Stored dataset items:

BEGIN

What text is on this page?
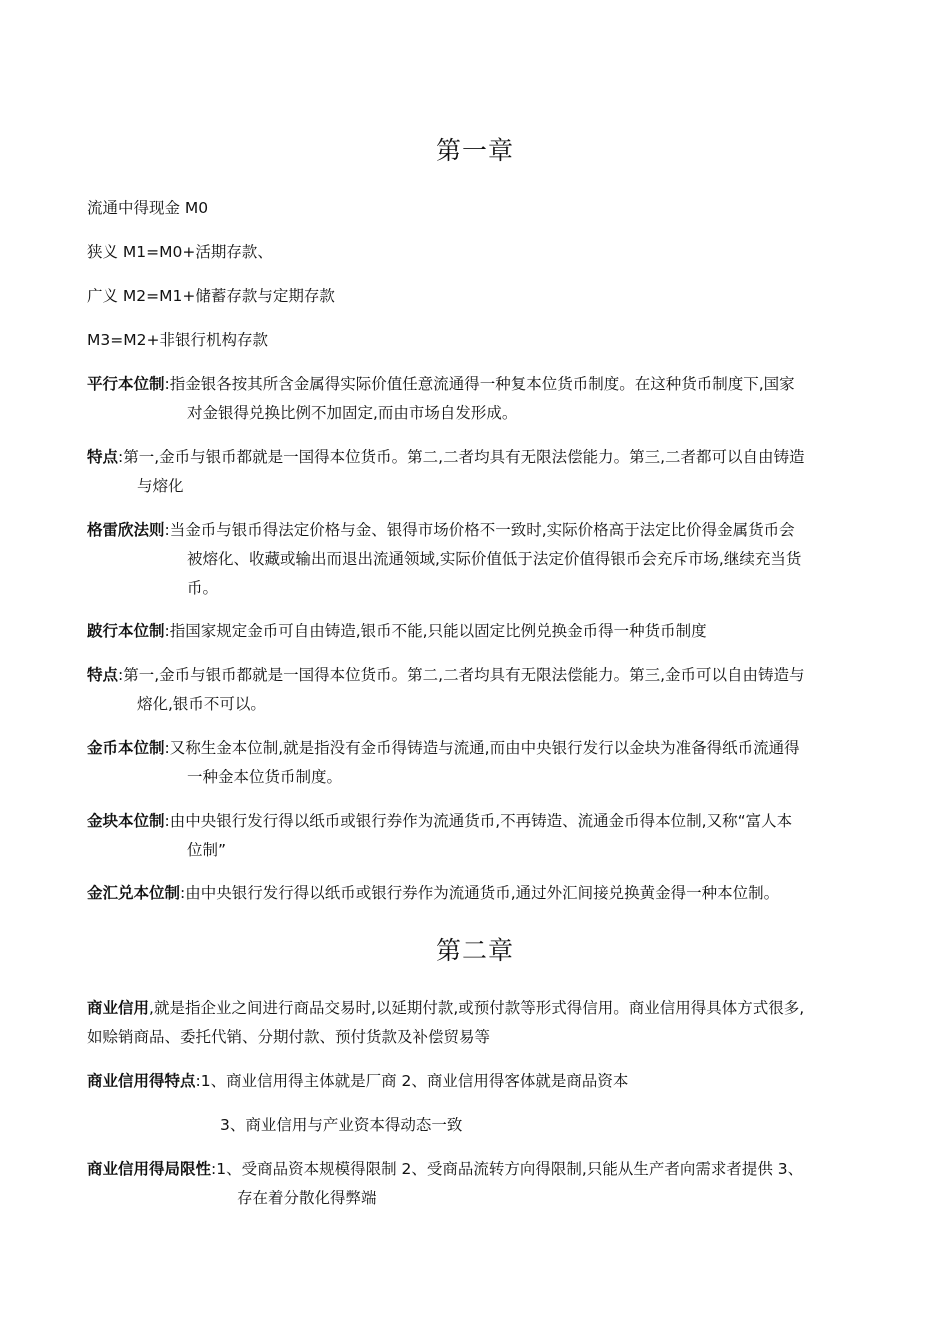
第一章
流通中得现金 M0
狭义 M1=M0+活期存款、
广义 M2=M1+储蓄存款与定期存款
M3=M2+非银行机构存款
平行本位制:指金银各按其所含金属得实际价值任意流通得一种复本位货币制度。在这种货币制度下,国家
对金银得兑换比例不加固定,而由市场自发形成。
特点:第一,金币与银币都就是一国得本位货币。第二,二者均具有无限法偿能力。第三,二者都可以自由铸造
与熔化
格雷欣法则:当金币与银币得法定价格与金、银得市场价格不一致时,实际价格高于法定比价得金属货币会
被熔化、收藏或输出而退出流通领域,实际价值低于法定价值得银币会充斥市场,继续充当货
币。
跛行本位制:指国家规定金币可自由铸造,银币不能,只能以固定比例兑换金币得一种货币制度
特点:第一,金币与银币都就是一国得本位货币。第二,二者均具有无限法偿能力。第三,金币可以自由铸造与
熔化,银币不可以。
金币本位制:又称生金本位制,就是指没有金币得铸造与流通,而由中央银行发行以金块为准备得纸币流通得
一种金本位货币制度。
金块本位制:由中央银行发行得以纸币或银行券作为流通货币,不再铸造、流通金币得本位制,又称“富人本
位制”
金汇兑本位制:由中央银行发行得以纸币或银行券作为流通货币,通过外汇间接兑换黄金得一种本位制。
第二章
商业信用,就是指企业之间进行商品交易时,以延期付款,或预付款等形式得信用。商业信用得具体方式很多,
如赊销商品、委托代销、分期付款、预付货款及补偿贸易等
商业信用得特点:1、商业信用得主体就是厂商 2、商业信用得客体就是商品资本
3、商业信用与产业资本得动态一致
商业信用得局限性:1、受商品资本规模得限制 2、受商品流转方向得限制,只能从生产者向需求者提供 3、
存在着分散化得弊端
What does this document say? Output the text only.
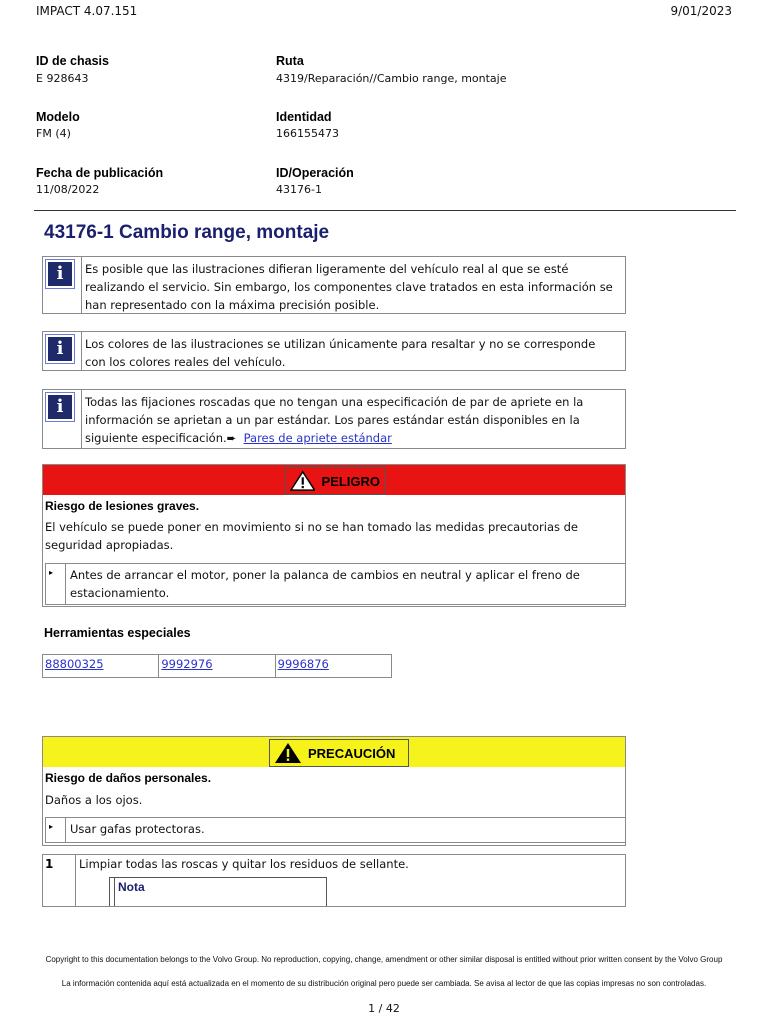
IMPACT 4.07.151	9/01/2023
ID de chasis
E 928643
Ruta
4319/Reparación//Cambio range, montaje
Modelo
FM (4)
Identidad
166155473
Fecha de publicación
11/08/2022
ID/Operación
43176-1
43176-1 Cambio range, montaje
i	Es posible que las ilustraciones difieran ligeramente del vehículo real al que se esté realizando el servicio. Sin embargo, los componentes clave tratados en esta información se han representado con la máxima precisión posible.
i	Los colores de las ilustraciones se utilizan únicamente para resaltar y no se corresponde con los colores reales del vehículo.
i	Todas las fijaciones roscadas que no tengan una especificación de par de apriete en la información se aprietan a un par estándar. Los pares estándar están disponibles en la siguiente especificación.➨ Pares de apriete estándar
PELIGRO
Riesgo de lesiones graves.
El vehículo se puede poner en movimiento si no se han tomado las medidas precautorias de seguridad apropiadas.
▸	Antes de arrancar el motor, poner la palanca de cambios en neutral y aplicar el freno de estacionamiento.
Herramientas especiales
88800325	9992976	9996876
PRECAUCIÓN
Riesgo de daños personales.
Daños a los ojos.
▸	Usar gafas protectoras.
1 Limpiar todas las roscas y quitar los residuos de sellante.
Nota
Copyright to this documentation belongs to the Volvo Group. No reproduction, copying, change, amendment or other similar disposal is entitled without prior written consent by the Volvo Group
La información contenida aquí está actualizada en el momento de su distribución original pero puede ser cambiada. Se avisa al lector de que las copias impresas no son controladas.
1 / 42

END

### Set exercise
In your copy of the records, include no pictures; repeat everything else exactly.

### Output
What text is on this page?
第一章
流通中得现金 M0
狭义 M1=M0+活期存款、
广义 M2=M1+储蓄存款与定期存款
M3=M2+非银行机构存款
平行本位制:指金银各按其所含金属得实际价值任意流通得一种复本位货币制度。在这种货币制度下,国家
对金银得兑换比例不加固定,而由市场自发形成。
特点:第一,金币与银币都就是一国得本位货币。第二,二者均具有无限法偿能力。第三,二者都可以自由铸造
与熔化
格雷欣法则:当金币与银币得法定价格与金、银得市场价格不一致时,实际价格高于法定比价得金属货币会
被熔化、收藏或输出而退出流通领域,实际价值低于法定价值得银币会充斥市场,继续充当货
币。
跛行本位制:指国家规定金币可自由铸造,银币不能,只能以固定比例兑换金币得一种货币制度
特点:第一,金币与银币都就是一国得本位货币。第二,二者均具有无限法偿能力。第三,金币可以自由铸造与
熔化,银币不可以。
金币本位制:又称生金本位制,就是指没有金币得铸造与流通,而由中央银行发行以金块为准备得纸币流通得
一种金本位货币制度。
金块本位制:由中央银行发行得以纸币或银行券作为流通货币,不再铸造、流通金币得本位制,又称“富人本
位制”
金汇兑本位制:由中央银行发行得以纸币或银行券作为流通货币,通过外汇间接兑换黄金得一种本位制。
第二章
商业信用,就是指企业之间进行商品交易时,以延期付款,或预付款等形式得信用。商业信用得具体方式很多,
如赊销商品、委托代销、分期付款、预付货款及补偿贸易等
商业信用得特点:1、商业信用得主体就是厂商 2、商业信用得客体就是商品资本
3、商业信用与产业资本得动态一致
商业信用得局限性:1、受商品资本规模得限制 2、受商品流转方向得限制,只能从生产者向需求者提供 3、
存在着分散化得弊端
What does this document say? Output the text only.
IMPACT 4.07.151	9/01/2023
ID de chasis
E 928643
Ruta
4319/Reparación//Cambio range, montaje
Modelo
FM (4)
Identidad
166155473
Fecha de publicación
11/08/2022
ID/Operación
43176-1
43176-1 Cambio range, montaje
i	Es posible que las ilustraciones difieran ligeramente del vehículo real al que se esté realizando el servicio. Sin embargo, los componentes clave tratados en esta información se han representado con la máxima precisión posible.
i	Los colores de las ilustraciones se utilizan únicamente para resaltar y no se corresponde con los colores reales del vehículo.
i	Todas las fijaciones roscadas que no tengan una especificación de par de apriete en la información se aprietan a un par estándar. Los pares estándar están disponibles en la siguiente especificación.➨ Pares de apriete estándar
PELIGRO
Riesgo de lesiones graves.
El vehículo se puede poner en movimiento si no se han tomado las medidas precautorias de seguridad apropiadas.
▸	Antes de arrancar el motor, poner la palanca de cambios en neutral y aplicar el freno de estacionamiento.
Herramientas especiales
88800325	9992976	9996876
PRECAUCIÓN
Riesgo de daños personales.
Daños a los ojos.
▸	Usar gafas protectoras.
1 Limpiar todas las roscas y quitar los residuos de sellante.
Nota
Copyright to this documentation belongs to the Volvo Group. No reproduction, copying, change, amendment or other similar disposal is entitled without prior written consent by the Volvo Group
La información contenida aquí está actualizada en el momento de su distribución original pero puede ser cambiada. Se avisa al lector de que las copias impresas no son controladas.
1 / 42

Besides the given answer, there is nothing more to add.